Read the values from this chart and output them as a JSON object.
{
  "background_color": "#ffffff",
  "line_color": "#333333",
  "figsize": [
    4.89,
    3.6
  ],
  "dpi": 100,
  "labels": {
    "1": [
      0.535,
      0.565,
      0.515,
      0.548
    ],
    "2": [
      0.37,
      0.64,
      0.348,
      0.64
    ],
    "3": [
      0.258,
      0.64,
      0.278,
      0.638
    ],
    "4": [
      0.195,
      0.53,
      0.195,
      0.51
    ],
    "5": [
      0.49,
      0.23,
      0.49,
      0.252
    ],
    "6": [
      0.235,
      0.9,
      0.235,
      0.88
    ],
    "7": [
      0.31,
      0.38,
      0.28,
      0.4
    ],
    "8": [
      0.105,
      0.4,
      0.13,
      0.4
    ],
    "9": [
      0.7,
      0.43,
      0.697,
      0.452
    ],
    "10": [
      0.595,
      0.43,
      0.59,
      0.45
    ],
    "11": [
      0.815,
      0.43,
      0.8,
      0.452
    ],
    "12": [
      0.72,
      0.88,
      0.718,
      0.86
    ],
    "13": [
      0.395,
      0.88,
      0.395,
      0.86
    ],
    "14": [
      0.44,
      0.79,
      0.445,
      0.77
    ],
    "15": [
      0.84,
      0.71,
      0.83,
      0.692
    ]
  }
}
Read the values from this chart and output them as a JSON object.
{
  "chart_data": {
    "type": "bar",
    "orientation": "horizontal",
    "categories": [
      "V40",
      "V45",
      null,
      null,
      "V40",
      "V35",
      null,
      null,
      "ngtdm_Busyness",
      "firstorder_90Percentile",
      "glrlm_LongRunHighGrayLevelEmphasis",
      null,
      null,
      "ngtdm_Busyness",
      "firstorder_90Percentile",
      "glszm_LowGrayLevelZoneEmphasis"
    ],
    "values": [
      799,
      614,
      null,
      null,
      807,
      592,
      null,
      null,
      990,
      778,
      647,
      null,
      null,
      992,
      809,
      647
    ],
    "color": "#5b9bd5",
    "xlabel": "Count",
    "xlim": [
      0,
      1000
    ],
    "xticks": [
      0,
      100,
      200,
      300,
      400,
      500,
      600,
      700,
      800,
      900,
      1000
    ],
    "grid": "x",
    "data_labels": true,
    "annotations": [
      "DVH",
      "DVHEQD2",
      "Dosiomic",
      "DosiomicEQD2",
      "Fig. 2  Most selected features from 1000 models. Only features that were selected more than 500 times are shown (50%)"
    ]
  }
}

Stated task –
Repeat the material in full, exactly as it stands.

Worked answer –
Read the values from this chart and output them as a JSON object.
{
  "background_color": "#ffffff",
  "line_color": "#333333",
  "figsize": [
    4.89,
    3.6
  ],
  "dpi": 100,
  "labels": {
    "1": [
      0.535,
      0.565,
      0.515,
      0.548
    ],
    "2": [
      0.37,
      0.64,
      0.348,
      0.64
    ],
    "3": [
      0.258,
      0.64,
      0.278,
      0.638
    ],
    "4": [
      0.195,
      0.53,
      0.195,
      0.51
    ],
    "5": [
      0.49,
      0.23,
      0.49,
      0.252
    ],
    "6": [
      0.235,
      0.9,
      0.235,
      0.88
    ],
    "7": [
      0.31,
      0.38,
      0.28,
      0.4
    ],
    "8": [
      0.105,
      0.4,
      0.13,
      0.4
    ],
    "9": [
      0.7,
      0.43,
      0.697,
      0.452
    ],
    "10": [
      0.595,
      0.43,
      0.59,
      0.45
    ],
    "11": [
      0.815,
      0.43,
      0.8,
      0.452
    ],
    "12": [
      0.72,
      0.88,
      0.718,
      0.86
    ],
    "13": [
      0.395,
      0.88,
      0.395,
      0.86
    ],
    "14": [
      0.44,
      0.79,
      0.445,
      0.77
    ],
    "15": [
      0.84,
      0.71,
      0.83,
      0.692
    ]
  }
}
Read the values from this chart and output them as a JSON object.
{
  "chart_data": {
    "type": "bar",
    "orientation": "horizontal",
    "categories": [
      "V40",
      "V45",
      null,
      null,
      "V40",
      "V35",
      null,
      null,
      "ngtdm_Busyness",
      "firstorder_90Percentile",
      "glrlm_LongRunHighGrayLevelEmphasis",
      null,
      null,
      "ngtdm_Busyness",
      "firstorder_90Percentile",
      "glszm_LowGrayLevelZoneEmphasis"
    ],
    "values": [
      799,
      614,
      null,
      null,
      807,
      592,
      null,
      null,
      990,
      778,
      647,
      null,
      null,
      992,
      809,
      647
    ],
    "color": "#5b9bd5",
    "xlabel": "Count",
    "xlim": [
      0,
      1000
    ],
    "xticks": [
      0,
      100,
      200,
      300,
      400,
      500,
      600,
      700,
      800,
      900,
      1000
    ],
    "grid": "x",
    "data_labels": true,
    "annotations": [
      "DVH",
      "DVHEQD2",
      "Dosiomic",
      "DosiomicEQD2",
      "Fig. 2  Most selected features from 1000 models. Only features that were selected more than 500 times are shown (50%)"
    ]
  }
}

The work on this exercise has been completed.